### AVAILABLE DATA
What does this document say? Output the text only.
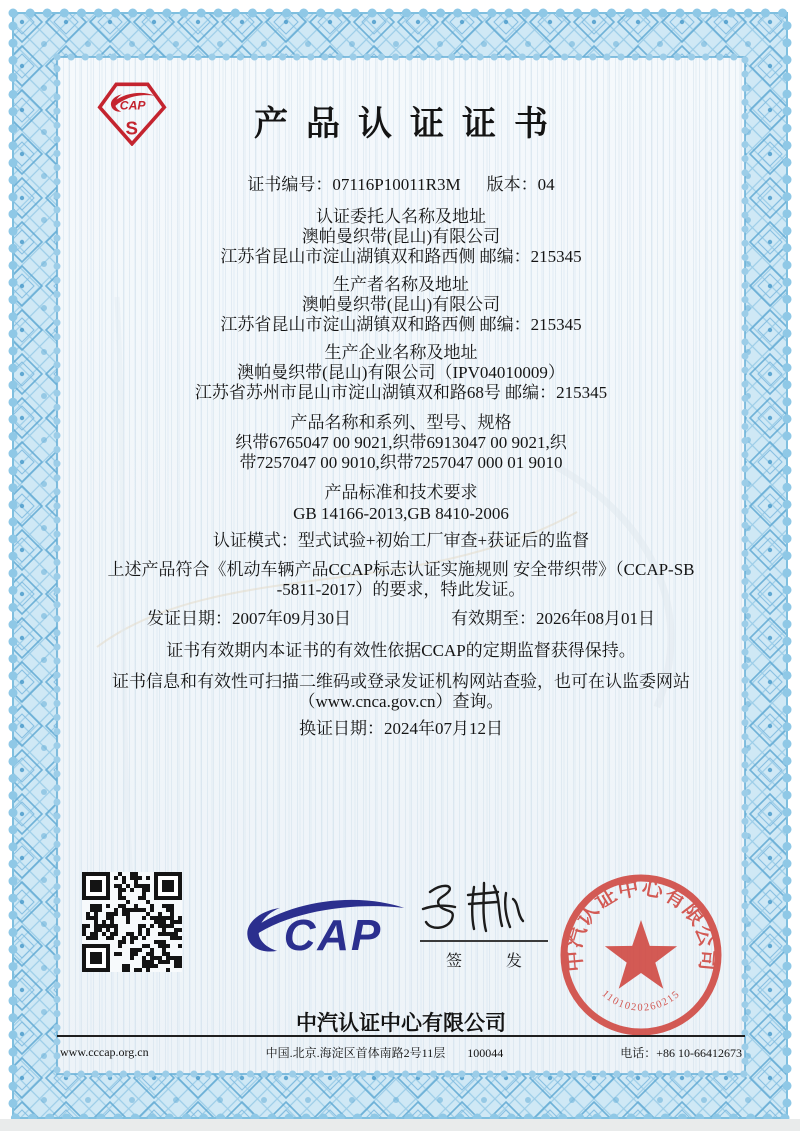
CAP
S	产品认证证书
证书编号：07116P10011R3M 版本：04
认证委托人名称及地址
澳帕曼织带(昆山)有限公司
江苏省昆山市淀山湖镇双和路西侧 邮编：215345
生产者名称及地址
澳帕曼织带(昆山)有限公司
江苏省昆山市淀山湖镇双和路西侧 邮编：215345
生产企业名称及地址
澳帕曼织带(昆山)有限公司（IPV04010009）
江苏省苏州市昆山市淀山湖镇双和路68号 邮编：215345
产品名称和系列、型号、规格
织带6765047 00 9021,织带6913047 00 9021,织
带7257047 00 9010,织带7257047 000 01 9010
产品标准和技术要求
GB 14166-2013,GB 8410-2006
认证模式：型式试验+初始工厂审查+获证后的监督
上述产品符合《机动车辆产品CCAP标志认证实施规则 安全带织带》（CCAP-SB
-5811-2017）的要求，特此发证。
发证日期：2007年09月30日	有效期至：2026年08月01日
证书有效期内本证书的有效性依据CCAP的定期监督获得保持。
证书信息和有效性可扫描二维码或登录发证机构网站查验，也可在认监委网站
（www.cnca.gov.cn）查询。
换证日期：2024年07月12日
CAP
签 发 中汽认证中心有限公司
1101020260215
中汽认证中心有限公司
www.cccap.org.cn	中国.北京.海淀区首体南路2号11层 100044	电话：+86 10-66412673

--

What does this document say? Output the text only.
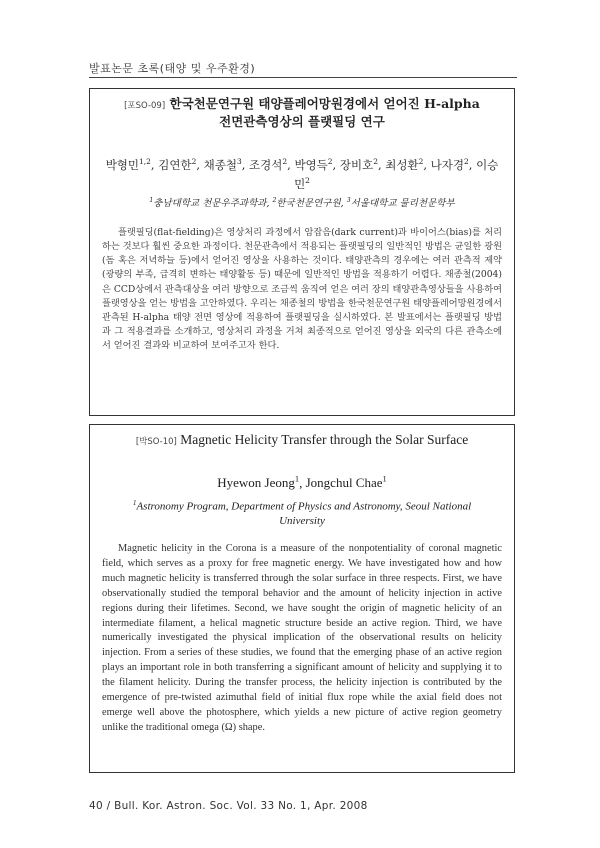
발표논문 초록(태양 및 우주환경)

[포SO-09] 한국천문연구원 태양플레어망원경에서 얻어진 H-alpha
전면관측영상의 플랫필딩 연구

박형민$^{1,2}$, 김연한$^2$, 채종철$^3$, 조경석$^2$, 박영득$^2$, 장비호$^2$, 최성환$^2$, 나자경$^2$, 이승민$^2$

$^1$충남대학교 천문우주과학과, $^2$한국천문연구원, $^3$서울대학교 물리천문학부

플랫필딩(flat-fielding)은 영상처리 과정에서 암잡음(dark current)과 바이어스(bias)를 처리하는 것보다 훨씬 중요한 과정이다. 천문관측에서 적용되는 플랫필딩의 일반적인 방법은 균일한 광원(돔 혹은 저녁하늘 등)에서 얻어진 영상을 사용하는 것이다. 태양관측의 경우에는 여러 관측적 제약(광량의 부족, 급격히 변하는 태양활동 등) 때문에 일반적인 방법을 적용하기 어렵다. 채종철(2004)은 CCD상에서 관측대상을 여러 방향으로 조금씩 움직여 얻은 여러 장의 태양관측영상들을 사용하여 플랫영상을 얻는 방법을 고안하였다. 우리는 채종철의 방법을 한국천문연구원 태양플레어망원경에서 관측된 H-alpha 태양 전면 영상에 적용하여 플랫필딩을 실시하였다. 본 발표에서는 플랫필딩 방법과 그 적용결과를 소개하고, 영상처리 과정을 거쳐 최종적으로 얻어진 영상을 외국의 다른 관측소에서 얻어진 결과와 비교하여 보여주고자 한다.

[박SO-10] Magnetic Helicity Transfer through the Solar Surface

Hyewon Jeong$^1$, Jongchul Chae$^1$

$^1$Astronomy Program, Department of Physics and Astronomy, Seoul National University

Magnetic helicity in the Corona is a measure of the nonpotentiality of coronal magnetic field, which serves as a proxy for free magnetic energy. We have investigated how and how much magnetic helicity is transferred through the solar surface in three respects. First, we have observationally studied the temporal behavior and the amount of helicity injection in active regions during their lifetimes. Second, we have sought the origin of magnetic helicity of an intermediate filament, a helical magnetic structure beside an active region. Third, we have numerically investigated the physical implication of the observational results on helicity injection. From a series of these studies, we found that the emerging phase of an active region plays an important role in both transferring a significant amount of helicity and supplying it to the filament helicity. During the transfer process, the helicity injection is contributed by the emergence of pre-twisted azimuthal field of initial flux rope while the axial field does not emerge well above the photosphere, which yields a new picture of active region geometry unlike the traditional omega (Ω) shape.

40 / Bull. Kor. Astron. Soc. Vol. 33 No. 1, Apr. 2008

### STATED TASK
Examine the records and pull out every line where the string "한국천문연구원" occurs.

### WRITTEN SOLUTION
[포SO-09] 한국천문연구원 태양플레어망원경에서 얻어진 H-alpha
$^1$충남대학교 천문우주과학과, $^2$한국천문연구원, $^3$서울대학교 물리천문학부
플랫필딩(flat-fielding)은 영상처리 과정에서 암잡음(dark current)과 바이어스(bias)를 처리하는 것보다 훨씬 중요한 과정이다. 천문관측에서 적용되는 플랫필딩의 일반적인 방법은 균일한 광원(돔 혹은 저녁하늘 등)에서 얻어진 영상을 사용하는 것이다. 태양관측의 경우에는 여러 관측적 제약(광량의 부족, 급격히 변하는 태양활동 등) 때문에 일반적인 방법을 적용하기 어렵다. 채종철(2004)은 CCD상에서 관측대상을 여러 방향으로 조금씩 움직여 얻은 여러 장의 태양관측영상들을 사용하여 플랫영상을 얻는 방법을 고안하였다. 우리는 채종철의 방법을 한국천문연구원 태양플레어망원경에서 관측된 H-alpha 태양 전면 영상에 적용하여 플랫필딩을 실시하였다. 본 발표에서는 플랫필딩 방법과 그 적용결과를 소개하고, 영상처리 과정을 거쳐 최종적으로 얻어진 영상을 외국의 다른 관측소에서 얻어진 결과와 비교하여 보여주고자 한다.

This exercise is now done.